## Extracted records
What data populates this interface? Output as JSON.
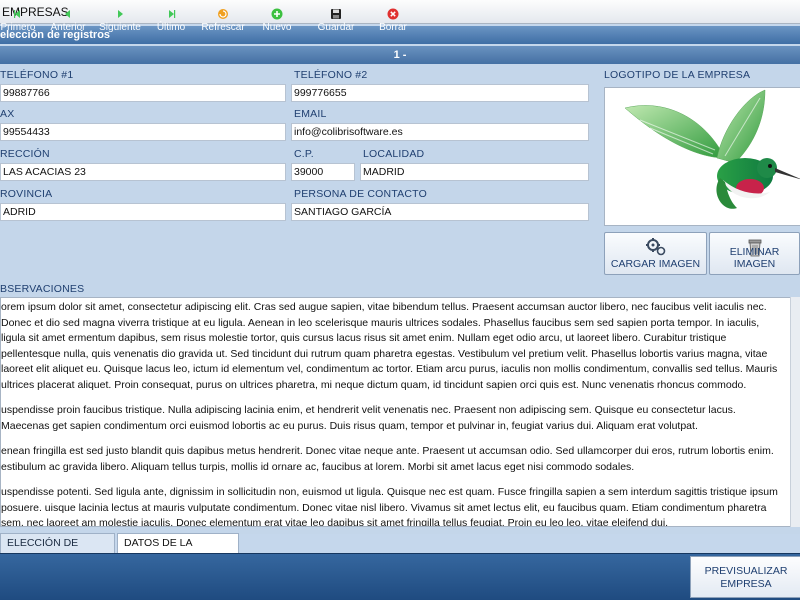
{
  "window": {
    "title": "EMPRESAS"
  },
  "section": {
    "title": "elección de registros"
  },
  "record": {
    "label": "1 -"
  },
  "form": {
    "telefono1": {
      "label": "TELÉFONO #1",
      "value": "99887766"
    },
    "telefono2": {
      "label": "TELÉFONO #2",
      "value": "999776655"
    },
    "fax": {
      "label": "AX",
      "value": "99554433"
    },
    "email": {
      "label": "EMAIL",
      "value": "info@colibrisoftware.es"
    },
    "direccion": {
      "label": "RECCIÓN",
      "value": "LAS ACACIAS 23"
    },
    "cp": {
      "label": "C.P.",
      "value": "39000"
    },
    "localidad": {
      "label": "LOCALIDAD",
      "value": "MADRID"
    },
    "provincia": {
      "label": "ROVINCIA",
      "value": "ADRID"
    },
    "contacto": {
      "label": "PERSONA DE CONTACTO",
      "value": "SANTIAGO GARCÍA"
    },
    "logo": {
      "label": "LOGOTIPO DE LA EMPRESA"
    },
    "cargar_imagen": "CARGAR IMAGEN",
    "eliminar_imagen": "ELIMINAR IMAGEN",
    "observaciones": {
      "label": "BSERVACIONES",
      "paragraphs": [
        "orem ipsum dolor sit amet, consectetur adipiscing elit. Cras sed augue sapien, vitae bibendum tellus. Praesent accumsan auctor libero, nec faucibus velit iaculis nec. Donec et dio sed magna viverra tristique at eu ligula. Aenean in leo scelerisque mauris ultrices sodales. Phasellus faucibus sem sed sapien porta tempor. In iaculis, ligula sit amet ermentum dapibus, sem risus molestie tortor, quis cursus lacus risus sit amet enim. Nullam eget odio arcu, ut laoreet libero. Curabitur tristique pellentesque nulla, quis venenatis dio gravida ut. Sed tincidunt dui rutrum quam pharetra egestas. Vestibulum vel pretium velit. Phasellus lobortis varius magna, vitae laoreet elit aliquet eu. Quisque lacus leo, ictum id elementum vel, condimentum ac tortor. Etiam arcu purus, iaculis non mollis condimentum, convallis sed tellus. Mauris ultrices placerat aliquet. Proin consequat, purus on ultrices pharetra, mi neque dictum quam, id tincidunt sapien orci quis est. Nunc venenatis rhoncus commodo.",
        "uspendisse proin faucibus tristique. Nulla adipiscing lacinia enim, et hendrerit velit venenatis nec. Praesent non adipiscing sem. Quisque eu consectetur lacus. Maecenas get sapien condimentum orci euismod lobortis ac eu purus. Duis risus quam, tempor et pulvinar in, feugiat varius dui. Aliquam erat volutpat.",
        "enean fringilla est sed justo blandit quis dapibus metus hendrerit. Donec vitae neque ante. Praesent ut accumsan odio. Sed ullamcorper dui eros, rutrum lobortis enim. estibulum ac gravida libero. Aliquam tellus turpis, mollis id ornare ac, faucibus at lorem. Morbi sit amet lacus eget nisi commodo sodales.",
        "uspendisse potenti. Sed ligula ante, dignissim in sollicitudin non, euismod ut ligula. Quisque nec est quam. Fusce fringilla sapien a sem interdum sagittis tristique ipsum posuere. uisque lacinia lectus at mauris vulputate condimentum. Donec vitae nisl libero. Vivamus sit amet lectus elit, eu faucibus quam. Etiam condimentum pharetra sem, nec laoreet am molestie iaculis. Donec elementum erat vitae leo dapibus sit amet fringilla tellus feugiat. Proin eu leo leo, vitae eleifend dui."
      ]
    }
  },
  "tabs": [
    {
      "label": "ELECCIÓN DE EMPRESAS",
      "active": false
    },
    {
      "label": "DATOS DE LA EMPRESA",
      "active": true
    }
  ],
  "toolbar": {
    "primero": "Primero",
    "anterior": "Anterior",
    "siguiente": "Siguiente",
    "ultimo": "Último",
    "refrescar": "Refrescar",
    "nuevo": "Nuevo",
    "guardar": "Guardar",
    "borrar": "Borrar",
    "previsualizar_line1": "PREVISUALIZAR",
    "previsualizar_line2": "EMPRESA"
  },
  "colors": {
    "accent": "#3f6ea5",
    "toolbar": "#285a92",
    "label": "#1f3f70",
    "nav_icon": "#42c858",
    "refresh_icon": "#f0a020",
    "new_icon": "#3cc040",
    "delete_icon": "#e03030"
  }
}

## SET EXERCISE
Copy all the records above exactly, but leave out the pictures.

## FINISHED TASK
What data populates this interface? Output as JSON.
{
  "window": {
    "title": "EMPRESAS"
  },
  "section": {
    "title": "elección de registros"
  },
  "record": {
    "label": "1 -"
  },
  "form": {
    "telefono1": {
      "label": "TELÉFONO #1",
      "value": "99887766"
    },
    "telefono2": {
      "label": "TELÉFONO #2",
      "value": "999776655"
    },
    "fax": {
      "label": "AX",
      "value": "99554433"
    },
    "email": {
      "label": "EMAIL",
      "value": "info@colibrisoftware.es"
    },
    "direccion": {
      "label": "RECCIÓN",
      "value": "LAS ACACIAS 23"
    },
    "cp": {
      "label": "C.P.",
      "value": "39000"
    },
    "localidad": {
      "label": "LOCALIDAD",
      "value": "MADRID"
    },
    "provincia": {
      "label": "ROVINCIA",
      "value": "ADRID"
    },
    "contacto": {
      "label": "PERSONA DE CONTACTO",
      "value": "SANTIAGO GARCÍA"
    },
    "logo": {
      "label": "LOGOTIPO DE LA EMPRESA"
    },
    "cargar_imagen": "CARGAR IMAGEN",
    "eliminar_imagen": "ELIMINAR IMAGEN",
    "observaciones": {
      "label": "BSERVACIONES",
      "paragraphs": [
        "orem ipsum dolor sit amet, consectetur adipiscing elit. Cras sed augue sapien, vitae bibendum tellus. Praesent accumsan auctor libero, nec faucibus velit iaculis nec. Donec et dio sed magna viverra tristique at eu ligula. Aenean in leo scelerisque mauris ultrices sodales. Phasellus faucibus sem sed sapien porta tempor. In iaculis, ligula sit amet ermentum dapibus, sem risus molestie tortor, quis cursus lacus risus sit amet enim. Nullam eget odio arcu, ut laoreet libero. Curabitur tristique pellentesque nulla, quis venenatis dio gravida ut. Sed tincidunt dui rutrum quam pharetra egestas. Vestibulum vel pretium velit. Phasellus lobortis varius magna, vitae laoreet elit aliquet eu. Quisque lacus leo, ictum id elementum vel, condimentum ac tortor. Etiam arcu purus, iaculis non mollis condimentum, convallis sed tellus. Mauris ultrices placerat aliquet. Proin consequat, purus on ultrices pharetra, mi neque dictum quam, id tincidunt sapien orci quis est. Nunc venenatis rhoncus commodo.",
        "uspendisse proin faucibus tristique. Nulla adipiscing lacinia enim, et hendrerit velit venenatis nec. Praesent non adipiscing sem. Quisque eu consectetur lacus. Maecenas get sapien condimentum orci euismod lobortis ac eu purus. Duis risus quam, tempor et pulvinar in, feugiat varius dui. Aliquam erat volutpat.",
        "enean fringilla est sed justo blandit quis dapibus metus hendrerit. Donec vitae neque ante. Praesent ut accumsan odio. Sed ullamcorper dui eros, rutrum lobortis enim. estibulum ac gravida libero. Aliquam tellus turpis, mollis id ornare ac, faucibus at lorem. Morbi sit amet lacus eget nisi commodo sodales.",
        "uspendisse potenti. Sed ligula ante, dignissim in sollicitudin non, euismod ut ligula. Quisque nec est quam. Fusce fringilla sapien a sem interdum sagittis tristique ipsum posuere. uisque lacinia lectus at mauris vulputate condimentum. Donec vitae nisl libero. Vivamus sit amet lectus elit, eu faucibus quam. Etiam condimentum pharetra sem, nec laoreet am molestie iaculis. Donec elementum erat vitae leo dapibus sit amet fringilla tellus feugiat. Proin eu leo leo, vitae eleifend dui."
      ]
    }
  },
  "tabs": [
    {
      "label": "ELECCIÓN DE EMPRESAS",
      "active": false
    },
    {
      "label": "DATOS DE LA EMPRESA",
      "active": true
    }
  ],
  "toolbar": {
    "primero": "Primero",
    "anterior": "Anterior",
    "siguiente": "Siguiente",
    "ultimo": "Último",
    "refrescar": "Refrescar",
    "nuevo": "Nuevo",
    "guardar": "Guardar",
    "borrar": "Borrar",
    "previsualizar_line1": "PREVISUALIZAR",
    "previsualizar_line2": "EMPRESA"
  },
  "colors": {
    "accent": "#3f6ea5",
    "toolbar": "#285a92",
    "label": "#1f3f70",
    "nav_icon": "#42c858",
    "refresh_icon": "#f0a020",
    "new_icon": "#3cc040",
    "delete_icon": "#e03030"
  }
}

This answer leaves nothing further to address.